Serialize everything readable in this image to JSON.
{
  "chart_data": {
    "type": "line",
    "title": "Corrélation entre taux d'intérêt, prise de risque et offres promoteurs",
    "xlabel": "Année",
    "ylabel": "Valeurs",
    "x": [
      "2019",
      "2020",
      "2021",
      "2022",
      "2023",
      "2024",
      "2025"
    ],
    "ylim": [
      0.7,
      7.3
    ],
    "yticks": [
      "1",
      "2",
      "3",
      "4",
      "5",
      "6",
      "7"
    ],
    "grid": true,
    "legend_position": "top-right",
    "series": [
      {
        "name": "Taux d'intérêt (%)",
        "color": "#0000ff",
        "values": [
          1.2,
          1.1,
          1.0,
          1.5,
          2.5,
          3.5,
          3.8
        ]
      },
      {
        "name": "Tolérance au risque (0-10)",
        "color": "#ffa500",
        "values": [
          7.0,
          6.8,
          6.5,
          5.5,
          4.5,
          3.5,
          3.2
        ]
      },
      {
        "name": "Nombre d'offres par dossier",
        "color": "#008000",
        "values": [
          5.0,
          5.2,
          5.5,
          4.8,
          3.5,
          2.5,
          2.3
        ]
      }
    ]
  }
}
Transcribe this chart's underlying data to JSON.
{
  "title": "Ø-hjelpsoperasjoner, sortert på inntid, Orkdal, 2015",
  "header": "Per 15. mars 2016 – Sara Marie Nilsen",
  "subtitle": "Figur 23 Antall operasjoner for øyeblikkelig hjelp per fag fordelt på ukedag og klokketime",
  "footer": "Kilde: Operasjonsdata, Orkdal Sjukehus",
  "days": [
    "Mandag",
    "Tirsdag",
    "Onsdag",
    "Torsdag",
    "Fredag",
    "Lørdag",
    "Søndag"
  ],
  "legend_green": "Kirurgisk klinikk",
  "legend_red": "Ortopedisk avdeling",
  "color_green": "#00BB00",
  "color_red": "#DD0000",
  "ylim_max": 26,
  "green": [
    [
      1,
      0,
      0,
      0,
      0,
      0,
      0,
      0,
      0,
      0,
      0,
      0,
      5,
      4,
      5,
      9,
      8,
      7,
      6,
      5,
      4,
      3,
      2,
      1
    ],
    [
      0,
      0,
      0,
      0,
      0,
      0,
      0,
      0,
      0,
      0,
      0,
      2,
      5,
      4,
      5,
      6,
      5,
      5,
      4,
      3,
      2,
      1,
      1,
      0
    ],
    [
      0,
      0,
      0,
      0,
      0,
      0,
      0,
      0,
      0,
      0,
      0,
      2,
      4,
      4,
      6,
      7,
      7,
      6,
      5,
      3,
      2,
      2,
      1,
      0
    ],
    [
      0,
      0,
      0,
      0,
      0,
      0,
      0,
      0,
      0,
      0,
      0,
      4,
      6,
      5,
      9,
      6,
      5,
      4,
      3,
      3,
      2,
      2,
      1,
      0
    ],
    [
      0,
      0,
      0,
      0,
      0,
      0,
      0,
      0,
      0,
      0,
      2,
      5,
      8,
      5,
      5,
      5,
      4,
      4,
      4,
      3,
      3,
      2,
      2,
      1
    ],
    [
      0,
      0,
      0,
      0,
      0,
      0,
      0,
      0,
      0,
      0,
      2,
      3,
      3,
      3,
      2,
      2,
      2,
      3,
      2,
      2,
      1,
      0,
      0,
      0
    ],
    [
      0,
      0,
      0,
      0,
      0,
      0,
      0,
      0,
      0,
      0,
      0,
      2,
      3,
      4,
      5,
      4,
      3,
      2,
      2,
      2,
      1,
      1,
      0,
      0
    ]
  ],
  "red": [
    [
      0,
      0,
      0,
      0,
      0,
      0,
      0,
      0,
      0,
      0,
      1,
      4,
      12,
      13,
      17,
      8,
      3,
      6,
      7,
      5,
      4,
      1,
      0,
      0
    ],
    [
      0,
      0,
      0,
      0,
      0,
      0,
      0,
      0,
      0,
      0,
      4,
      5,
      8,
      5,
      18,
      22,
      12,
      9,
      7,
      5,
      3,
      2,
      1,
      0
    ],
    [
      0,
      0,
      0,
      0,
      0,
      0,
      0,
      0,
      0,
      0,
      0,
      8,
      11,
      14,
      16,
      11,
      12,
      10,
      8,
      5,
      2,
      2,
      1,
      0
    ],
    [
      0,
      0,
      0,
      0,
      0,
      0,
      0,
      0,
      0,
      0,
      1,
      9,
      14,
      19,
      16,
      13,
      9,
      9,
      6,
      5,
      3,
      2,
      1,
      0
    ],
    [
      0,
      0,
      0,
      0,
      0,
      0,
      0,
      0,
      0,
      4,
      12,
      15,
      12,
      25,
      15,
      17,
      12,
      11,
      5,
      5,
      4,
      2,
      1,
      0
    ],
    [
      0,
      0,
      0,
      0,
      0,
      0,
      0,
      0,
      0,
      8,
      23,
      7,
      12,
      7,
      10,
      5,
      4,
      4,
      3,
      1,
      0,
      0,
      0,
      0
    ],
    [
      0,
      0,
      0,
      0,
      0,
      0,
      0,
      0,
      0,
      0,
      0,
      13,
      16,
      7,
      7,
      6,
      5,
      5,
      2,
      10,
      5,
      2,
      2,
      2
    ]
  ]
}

......

**THE PROBLEM:** Every line above needs to be retyped exactly.

**PROBLEM SOLUTION:**
Serialize everything readable in this image to JSON.
{
  "chart_data": {
    "type": "line",
    "title": "Corrélation entre taux d'intérêt, prise de risque et offres promoteurs",
    "xlabel": "Année",
    "ylabel": "Valeurs",
    "x": [
      "2019",
      "2020",
      "2021",
      "2022",
      "2023",
      "2024",
      "2025"
    ],
    "ylim": [
      0.7,
      7.3
    ],
    "yticks": [
      "1",
      "2",
      "3",
      "4",
      "5",
      "6",
      "7"
    ],
    "grid": true,
    "legend_position": "top-right",
    "series": [
      {
        "name": "Taux d'intérêt (%)",
        "color": "#0000ff",
        "values": [
          1.2,
          1.1,
          1.0,
          1.5,
          2.5,
          3.5,
          3.8
        ]
      },
      {
        "name": "Tolérance au risque (0-10)",
        "color": "#ffa500",
        "values": [
          7.0,
          6.8,
          6.5,
          5.5,
          4.5,
          3.5,
          3.2
        ]
      },
      {
        "name": "Nombre d'offres par dossier",
        "color": "#008000",
        "values": [
          5.0,
          5.2,
          5.5,
          4.8,
          3.5,
          2.5,
          2.3
        ]
      }
    ]
  }
}
Transcribe this chart's underlying data to JSON.
{
  "title": "Ø-hjelpsoperasjoner, sortert på inntid, Orkdal, 2015",
  "header": "Per 15. mars 2016 – Sara Marie Nilsen",
  "subtitle": "Figur 23 Antall operasjoner for øyeblikkelig hjelp per fag fordelt på ukedag og klokketime",
  "footer": "Kilde: Operasjonsdata, Orkdal Sjukehus",
  "days": [
    "Mandag",
    "Tirsdag",
    "Onsdag",
    "Torsdag",
    "Fredag",
    "Lørdag",
    "Søndag"
  ],
  "legend_green": "Kirurgisk klinikk",
  "legend_red": "Ortopedisk avdeling",
  "color_green": "#00BB00",
  "color_red": "#DD0000",
  "ylim_max": 26,
  "green": [
    [
      1,
      0,
      0,
      0,
      0,
      0,
      0,
      0,
      0,
      0,
      0,
      0,
      5,
      4,
      5,
      9,
      8,
      7,
      6,
      5,
      4,
      3,
      2,
      1
    ],
    [
      0,
      0,
      0,
      0,
      0,
      0,
      0,
      0,
      0,
      0,
      0,
      2,
      5,
      4,
      5,
      6,
      5,
      5,
      4,
      3,
      2,
      1,
      1,
      0
    ],
    [
      0,
      0,
      0,
      0,
      0,
      0,
      0,
      0,
      0,
      0,
      0,
      2,
      4,
      4,
      6,
      7,
      7,
      6,
      5,
      3,
      2,
      2,
      1,
      0
    ],
    [
      0,
      0,
      0,
      0,
      0,
      0,
      0,
      0,
      0,
      0,
      0,
      4,
      6,
      5,
      9,
      6,
      5,
      4,
      3,
      3,
      2,
      2,
      1,
      0
    ],
    [
      0,
      0,
      0,
      0,
      0,
      0,
      0,
      0,
      0,
      0,
      2,
      5,
      8,
      5,
      5,
      5,
      4,
      4,
      4,
      3,
      3,
      2,
      2,
      1
    ],
    [
      0,
      0,
      0,
      0,
      0,
      0,
      0,
      0,
      0,
      0,
      2,
      3,
      3,
      3,
      2,
      2,
      2,
      3,
      2,
      2,
      1,
      0,
      0,
      0
    ],
    [
      0,
      0,
      0,
      0,
      0,
      0,
      0,
      0,
      0,
      0,
      0,
      2,
      3,
      4,
      5,
      4,
      3,
      2,
      2,
      2,
      1,
      1,
      0,
      0
    ]
  ],
  "red": [
    [
      0,
      0,
      0,
      0,
      0,
      0,
      0,
      0,
      0,
      0,
      1,
      4,
      12,
      13,
      17,
      8,
      3,
      6,
      7,
      5,
      4,
      1,
      0,
      0
    ],
    [
      0,
      0,
      0,
      0,
      0,
      0,
      0,
      0,
      0,
      0,
      4,
      5,
      8,
      5,
      18,
      22,
      12,
      9,
      7,
      5,
      3,
      2,
      1,
      0
    ],
    [
      0,
      0,
      0,
      0,
      0,
      0,
      0,
      0,
      0,
      0,
      0,
      8,
      11,
      14,
      16,
      11,
      12,
      10,
      8,
      5,
      2,
      2,
      1,
      0
    ],
    [
      0,
      0,
      0,
      0,
      0,
      0,
      0,
      0,
      0,
      0,
      1,
      9,
      14,
      19,
      16,
      13,
      9,
      9,
      6,
      5,
      3,
      2,
      1,
      0
    ],
    [
      0,
      0,
      0,
      0,
      0,
      0,
      0,
      0,
      0,
      4,
      12,
      15,
      12,
      25,
      15,
      17,
      12,
      11,
      5,
      5,
      4,
      2,
      1,
      0
    ],
    [
      0,
      0,
      0,
      0,
      0,
      0,
      0,
      0,
      0,
      8,
      23,
      7,
      12,
      7,
      10,
      5,
      4,
      4,
      3,
      1,
      0,
      0,
      0,
      0
    ],
    [
      0,
      0,
      0,
      0,
      0,
      0,
      0,
      0,
      0,
      0,
      0,
      13,
      16,
      7,
      7,
      6,
      5,
      5,
      2,
      10,
      5,
      2,
      2,
      2
    ]
  ]
}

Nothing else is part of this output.